* Direction *
Scan the material that follows. Copy every line containing the word "JSON".
--- Dataset extract ---
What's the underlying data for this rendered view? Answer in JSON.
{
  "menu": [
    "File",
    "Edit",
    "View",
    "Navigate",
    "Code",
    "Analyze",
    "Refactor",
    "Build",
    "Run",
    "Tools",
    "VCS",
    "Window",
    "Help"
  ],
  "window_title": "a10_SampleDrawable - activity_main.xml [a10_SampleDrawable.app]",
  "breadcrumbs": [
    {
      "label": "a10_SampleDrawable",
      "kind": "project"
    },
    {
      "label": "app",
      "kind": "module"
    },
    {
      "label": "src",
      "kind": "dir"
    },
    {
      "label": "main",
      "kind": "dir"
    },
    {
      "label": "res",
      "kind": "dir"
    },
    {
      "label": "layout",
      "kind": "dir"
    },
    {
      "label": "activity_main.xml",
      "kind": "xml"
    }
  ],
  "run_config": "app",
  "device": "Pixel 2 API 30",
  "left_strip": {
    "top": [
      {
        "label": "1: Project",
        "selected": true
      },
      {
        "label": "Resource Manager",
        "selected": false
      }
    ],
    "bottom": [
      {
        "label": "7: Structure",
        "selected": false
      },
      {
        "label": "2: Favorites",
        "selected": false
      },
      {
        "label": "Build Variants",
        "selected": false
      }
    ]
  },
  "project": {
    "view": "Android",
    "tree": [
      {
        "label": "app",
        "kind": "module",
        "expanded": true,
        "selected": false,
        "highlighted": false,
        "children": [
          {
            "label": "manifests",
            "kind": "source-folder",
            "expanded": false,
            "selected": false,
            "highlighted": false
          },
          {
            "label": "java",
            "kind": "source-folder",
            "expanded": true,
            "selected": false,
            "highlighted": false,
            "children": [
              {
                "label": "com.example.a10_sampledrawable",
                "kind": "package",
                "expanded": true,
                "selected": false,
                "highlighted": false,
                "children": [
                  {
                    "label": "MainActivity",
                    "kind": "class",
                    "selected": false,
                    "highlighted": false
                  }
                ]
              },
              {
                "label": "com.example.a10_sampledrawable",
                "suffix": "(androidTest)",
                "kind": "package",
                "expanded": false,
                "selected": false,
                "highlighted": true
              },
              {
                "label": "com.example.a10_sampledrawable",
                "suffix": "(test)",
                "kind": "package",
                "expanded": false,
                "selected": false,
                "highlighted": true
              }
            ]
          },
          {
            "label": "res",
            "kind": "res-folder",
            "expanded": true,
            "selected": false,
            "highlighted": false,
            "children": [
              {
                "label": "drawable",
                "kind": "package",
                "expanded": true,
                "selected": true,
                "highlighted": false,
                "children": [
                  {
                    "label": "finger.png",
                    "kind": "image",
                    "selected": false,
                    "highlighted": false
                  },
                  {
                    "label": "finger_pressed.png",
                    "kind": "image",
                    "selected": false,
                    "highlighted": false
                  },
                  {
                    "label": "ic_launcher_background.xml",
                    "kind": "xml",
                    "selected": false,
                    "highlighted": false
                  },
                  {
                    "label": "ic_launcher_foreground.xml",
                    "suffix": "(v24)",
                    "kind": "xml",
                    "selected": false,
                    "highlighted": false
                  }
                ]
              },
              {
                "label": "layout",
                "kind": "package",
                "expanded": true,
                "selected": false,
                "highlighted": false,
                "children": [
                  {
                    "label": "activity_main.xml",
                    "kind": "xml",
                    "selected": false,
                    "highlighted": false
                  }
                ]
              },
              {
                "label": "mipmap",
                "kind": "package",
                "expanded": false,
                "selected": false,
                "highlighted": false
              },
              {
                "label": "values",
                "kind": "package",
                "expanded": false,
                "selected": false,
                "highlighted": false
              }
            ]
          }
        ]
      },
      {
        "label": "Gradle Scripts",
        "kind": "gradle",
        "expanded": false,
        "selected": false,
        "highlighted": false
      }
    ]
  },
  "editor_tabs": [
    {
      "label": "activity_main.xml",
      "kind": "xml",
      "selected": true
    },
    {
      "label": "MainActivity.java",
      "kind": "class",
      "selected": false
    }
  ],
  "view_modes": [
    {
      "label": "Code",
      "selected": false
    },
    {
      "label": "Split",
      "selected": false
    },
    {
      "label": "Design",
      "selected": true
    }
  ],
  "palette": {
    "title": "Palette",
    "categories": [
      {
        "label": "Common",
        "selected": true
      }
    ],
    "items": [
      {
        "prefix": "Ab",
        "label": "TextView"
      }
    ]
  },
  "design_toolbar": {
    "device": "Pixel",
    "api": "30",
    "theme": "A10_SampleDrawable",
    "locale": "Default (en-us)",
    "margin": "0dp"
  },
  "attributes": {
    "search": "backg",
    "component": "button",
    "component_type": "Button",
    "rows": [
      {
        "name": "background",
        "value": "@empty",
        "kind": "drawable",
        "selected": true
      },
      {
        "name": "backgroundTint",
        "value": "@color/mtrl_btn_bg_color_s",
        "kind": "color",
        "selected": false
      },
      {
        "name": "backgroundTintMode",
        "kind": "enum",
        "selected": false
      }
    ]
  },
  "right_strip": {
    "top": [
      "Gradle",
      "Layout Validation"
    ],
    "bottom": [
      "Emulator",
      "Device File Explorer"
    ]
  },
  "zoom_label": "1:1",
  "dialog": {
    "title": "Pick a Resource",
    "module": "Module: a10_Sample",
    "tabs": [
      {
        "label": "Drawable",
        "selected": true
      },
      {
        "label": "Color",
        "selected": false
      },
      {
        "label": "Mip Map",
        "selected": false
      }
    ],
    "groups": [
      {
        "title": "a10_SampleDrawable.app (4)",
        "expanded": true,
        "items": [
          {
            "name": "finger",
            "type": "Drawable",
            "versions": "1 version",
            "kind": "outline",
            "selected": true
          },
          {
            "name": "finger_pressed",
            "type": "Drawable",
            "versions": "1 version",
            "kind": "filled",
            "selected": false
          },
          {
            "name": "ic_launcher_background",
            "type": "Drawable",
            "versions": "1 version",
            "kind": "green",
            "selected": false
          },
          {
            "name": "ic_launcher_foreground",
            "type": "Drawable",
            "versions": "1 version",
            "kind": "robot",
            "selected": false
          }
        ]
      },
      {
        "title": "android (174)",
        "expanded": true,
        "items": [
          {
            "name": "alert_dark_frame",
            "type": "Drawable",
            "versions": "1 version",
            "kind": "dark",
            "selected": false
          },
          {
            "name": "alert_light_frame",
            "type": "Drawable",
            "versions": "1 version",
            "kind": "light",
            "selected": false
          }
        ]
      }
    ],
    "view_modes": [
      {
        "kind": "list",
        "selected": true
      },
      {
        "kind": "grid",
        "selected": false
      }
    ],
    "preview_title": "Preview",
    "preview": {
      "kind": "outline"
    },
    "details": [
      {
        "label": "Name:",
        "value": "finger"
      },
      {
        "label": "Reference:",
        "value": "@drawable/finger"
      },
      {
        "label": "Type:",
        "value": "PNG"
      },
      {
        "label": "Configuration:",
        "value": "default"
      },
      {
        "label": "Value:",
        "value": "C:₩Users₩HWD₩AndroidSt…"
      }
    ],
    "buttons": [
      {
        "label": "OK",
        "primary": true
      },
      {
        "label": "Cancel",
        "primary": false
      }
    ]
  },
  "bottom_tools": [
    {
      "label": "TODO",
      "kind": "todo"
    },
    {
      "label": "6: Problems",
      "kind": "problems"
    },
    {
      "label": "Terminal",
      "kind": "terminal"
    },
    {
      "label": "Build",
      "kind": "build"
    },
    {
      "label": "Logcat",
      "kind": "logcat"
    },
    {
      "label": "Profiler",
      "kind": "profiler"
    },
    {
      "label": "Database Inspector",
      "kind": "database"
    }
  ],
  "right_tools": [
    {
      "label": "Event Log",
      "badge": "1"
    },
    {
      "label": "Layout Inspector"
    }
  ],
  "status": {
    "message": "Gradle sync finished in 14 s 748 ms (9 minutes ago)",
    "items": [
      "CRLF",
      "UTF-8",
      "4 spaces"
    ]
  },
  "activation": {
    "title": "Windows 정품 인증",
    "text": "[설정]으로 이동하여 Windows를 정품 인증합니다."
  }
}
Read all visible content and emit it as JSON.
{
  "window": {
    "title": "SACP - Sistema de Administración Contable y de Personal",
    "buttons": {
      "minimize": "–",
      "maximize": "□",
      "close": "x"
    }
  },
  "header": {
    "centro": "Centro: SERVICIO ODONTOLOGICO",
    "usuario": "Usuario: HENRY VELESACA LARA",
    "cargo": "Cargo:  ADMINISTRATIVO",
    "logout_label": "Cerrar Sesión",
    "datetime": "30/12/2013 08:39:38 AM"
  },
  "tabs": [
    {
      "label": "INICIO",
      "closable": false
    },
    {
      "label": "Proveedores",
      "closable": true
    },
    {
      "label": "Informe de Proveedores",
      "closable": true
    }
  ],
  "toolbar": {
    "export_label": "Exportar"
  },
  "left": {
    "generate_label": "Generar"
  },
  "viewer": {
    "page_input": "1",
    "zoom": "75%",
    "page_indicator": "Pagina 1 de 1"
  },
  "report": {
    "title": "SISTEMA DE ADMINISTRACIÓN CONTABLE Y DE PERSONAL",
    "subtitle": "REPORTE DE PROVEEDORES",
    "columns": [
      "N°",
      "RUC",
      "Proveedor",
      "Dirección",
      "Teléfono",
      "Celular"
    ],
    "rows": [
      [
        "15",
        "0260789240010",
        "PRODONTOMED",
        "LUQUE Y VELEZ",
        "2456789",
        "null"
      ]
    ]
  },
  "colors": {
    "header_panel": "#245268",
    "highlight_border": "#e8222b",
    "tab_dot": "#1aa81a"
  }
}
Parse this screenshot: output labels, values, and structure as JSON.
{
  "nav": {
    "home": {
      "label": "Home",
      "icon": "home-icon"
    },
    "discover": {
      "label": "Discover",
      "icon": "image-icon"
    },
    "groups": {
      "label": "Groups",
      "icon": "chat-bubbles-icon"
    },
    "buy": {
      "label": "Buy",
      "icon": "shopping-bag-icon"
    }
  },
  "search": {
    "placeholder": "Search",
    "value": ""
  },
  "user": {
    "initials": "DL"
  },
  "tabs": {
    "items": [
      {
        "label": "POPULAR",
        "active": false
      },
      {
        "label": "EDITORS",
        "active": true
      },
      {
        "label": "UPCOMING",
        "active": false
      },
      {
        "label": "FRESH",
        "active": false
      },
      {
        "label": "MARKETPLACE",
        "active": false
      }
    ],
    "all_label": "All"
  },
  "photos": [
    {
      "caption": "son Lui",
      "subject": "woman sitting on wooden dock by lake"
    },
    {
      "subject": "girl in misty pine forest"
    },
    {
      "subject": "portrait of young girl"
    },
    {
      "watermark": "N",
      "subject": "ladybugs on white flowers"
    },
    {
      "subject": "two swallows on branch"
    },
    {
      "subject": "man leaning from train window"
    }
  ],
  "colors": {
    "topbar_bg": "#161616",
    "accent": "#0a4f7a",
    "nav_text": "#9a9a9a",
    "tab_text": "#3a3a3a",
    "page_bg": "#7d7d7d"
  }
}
---
* Written solution *
What's the underlying data for this rendered view? Answer in JSON.
Read all visible content and emit it as JSON.
Parse this screenshot: output labels, values, and structure as JSON.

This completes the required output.